REQUIRED WORK:
Return the count of lines that mention "title", with no other words.

(Records from a collection)
◇ ◇ ◇ ◇

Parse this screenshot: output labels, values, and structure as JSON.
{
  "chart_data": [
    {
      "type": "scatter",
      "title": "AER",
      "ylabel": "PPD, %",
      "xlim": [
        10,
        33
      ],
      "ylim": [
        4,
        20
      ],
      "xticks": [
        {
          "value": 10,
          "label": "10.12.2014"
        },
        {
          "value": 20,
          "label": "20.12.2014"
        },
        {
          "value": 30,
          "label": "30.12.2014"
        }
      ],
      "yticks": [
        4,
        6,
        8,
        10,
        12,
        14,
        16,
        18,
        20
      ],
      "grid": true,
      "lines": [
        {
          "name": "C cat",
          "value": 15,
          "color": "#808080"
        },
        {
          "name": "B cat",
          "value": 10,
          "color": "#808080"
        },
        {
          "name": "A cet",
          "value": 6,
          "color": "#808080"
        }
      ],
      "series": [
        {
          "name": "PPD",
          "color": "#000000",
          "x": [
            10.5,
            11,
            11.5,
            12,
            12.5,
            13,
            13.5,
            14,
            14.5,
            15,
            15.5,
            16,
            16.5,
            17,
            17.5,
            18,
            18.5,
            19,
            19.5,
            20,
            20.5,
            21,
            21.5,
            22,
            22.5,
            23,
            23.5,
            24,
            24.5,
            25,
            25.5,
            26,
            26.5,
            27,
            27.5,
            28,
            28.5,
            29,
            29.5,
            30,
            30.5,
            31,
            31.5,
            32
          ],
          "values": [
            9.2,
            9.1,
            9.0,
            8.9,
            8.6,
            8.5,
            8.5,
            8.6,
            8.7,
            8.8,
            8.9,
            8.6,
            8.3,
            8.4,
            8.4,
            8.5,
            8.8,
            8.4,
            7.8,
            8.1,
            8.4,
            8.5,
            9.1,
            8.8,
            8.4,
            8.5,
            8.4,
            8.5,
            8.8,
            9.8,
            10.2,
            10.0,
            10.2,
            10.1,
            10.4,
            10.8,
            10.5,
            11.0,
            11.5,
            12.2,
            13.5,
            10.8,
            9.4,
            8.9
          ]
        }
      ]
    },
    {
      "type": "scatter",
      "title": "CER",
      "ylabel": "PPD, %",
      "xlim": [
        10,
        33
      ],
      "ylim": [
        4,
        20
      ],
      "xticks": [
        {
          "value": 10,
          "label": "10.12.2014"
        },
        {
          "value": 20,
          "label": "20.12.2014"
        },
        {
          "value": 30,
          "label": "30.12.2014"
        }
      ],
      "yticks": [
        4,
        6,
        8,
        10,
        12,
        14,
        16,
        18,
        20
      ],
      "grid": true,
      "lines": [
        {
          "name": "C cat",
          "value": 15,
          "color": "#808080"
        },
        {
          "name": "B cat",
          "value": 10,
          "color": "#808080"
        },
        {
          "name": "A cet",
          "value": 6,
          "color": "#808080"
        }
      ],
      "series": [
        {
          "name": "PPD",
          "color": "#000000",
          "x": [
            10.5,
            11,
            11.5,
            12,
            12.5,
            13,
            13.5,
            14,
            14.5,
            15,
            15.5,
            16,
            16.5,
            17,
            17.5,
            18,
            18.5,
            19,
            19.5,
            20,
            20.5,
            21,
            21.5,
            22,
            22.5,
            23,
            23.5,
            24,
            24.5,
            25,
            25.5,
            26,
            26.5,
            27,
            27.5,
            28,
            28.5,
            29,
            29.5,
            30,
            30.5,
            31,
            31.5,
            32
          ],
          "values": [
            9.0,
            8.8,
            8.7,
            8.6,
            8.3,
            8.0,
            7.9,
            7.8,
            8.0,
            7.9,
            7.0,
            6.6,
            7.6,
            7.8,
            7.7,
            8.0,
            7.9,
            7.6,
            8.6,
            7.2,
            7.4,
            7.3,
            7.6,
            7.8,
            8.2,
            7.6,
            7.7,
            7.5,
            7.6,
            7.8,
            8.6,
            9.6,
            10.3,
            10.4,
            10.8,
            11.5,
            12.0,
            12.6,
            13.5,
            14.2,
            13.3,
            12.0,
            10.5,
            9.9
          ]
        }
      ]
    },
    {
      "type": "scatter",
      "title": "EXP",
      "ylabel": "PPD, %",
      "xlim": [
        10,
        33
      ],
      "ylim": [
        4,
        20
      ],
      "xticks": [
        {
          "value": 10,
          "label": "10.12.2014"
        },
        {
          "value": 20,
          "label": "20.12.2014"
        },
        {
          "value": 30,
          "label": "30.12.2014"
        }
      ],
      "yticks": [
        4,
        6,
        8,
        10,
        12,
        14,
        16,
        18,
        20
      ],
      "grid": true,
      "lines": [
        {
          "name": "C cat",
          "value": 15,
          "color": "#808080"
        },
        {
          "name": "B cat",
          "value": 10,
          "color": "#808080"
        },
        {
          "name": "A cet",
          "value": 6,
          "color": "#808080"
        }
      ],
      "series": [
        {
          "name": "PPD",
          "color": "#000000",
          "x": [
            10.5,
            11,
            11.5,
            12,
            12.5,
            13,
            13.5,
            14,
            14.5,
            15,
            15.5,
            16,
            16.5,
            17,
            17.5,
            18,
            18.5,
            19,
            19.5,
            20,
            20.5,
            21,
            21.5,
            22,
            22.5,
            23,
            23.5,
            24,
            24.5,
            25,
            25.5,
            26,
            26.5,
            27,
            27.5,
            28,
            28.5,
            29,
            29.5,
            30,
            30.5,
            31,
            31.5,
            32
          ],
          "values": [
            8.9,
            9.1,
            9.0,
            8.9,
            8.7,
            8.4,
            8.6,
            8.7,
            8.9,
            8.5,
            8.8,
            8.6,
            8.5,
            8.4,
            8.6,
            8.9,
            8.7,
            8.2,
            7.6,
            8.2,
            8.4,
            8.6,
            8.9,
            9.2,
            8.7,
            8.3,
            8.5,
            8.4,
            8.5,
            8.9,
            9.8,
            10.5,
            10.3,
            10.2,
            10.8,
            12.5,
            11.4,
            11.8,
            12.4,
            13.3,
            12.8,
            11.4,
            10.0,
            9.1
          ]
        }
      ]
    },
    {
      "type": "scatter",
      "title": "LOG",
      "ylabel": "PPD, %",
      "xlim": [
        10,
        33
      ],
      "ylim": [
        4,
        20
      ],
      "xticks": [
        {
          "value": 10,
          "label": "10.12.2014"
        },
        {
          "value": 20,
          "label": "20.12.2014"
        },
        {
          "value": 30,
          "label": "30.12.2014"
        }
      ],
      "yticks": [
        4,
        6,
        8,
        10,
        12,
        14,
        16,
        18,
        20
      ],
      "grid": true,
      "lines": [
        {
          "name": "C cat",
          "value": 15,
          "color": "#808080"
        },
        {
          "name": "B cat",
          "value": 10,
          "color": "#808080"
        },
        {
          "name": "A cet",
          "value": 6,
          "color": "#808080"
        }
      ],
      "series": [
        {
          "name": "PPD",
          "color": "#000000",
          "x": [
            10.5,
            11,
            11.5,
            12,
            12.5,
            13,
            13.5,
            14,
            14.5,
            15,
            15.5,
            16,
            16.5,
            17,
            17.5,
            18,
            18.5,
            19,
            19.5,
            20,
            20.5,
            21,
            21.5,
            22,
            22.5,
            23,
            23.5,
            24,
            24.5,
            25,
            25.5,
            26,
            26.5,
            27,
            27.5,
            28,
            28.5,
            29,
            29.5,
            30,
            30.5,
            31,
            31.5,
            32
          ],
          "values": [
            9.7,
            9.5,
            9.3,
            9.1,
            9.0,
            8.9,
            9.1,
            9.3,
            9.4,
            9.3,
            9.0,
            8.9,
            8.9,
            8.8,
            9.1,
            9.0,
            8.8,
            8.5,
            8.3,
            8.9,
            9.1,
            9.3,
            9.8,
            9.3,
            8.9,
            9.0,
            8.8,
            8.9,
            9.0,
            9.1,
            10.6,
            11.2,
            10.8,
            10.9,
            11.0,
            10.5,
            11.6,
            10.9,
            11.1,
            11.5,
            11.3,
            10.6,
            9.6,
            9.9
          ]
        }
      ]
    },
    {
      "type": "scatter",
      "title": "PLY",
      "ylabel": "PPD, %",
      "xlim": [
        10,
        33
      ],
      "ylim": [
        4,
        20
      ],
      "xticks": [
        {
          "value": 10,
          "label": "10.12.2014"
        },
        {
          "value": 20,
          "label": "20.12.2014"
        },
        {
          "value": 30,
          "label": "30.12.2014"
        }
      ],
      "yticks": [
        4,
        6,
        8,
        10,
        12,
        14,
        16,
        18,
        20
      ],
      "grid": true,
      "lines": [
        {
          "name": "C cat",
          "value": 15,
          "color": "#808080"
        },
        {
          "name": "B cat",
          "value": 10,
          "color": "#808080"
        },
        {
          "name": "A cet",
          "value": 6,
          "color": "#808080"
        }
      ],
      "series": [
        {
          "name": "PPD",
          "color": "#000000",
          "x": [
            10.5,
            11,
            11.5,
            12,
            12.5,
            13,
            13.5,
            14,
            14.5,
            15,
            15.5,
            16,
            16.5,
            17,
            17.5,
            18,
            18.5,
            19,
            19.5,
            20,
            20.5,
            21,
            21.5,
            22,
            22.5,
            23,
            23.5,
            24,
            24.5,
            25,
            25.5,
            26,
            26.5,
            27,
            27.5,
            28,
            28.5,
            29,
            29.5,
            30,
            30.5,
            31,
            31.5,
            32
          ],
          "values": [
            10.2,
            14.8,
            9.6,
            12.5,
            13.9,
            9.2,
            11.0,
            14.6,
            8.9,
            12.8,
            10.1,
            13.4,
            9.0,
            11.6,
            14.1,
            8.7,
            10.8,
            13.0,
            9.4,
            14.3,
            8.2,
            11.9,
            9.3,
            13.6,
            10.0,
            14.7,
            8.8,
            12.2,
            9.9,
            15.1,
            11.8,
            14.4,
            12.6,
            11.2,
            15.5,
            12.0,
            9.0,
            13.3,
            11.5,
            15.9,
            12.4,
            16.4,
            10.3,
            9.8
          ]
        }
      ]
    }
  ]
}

◇ ◇ ◇ ◇

EXERCISE ANSWER:
5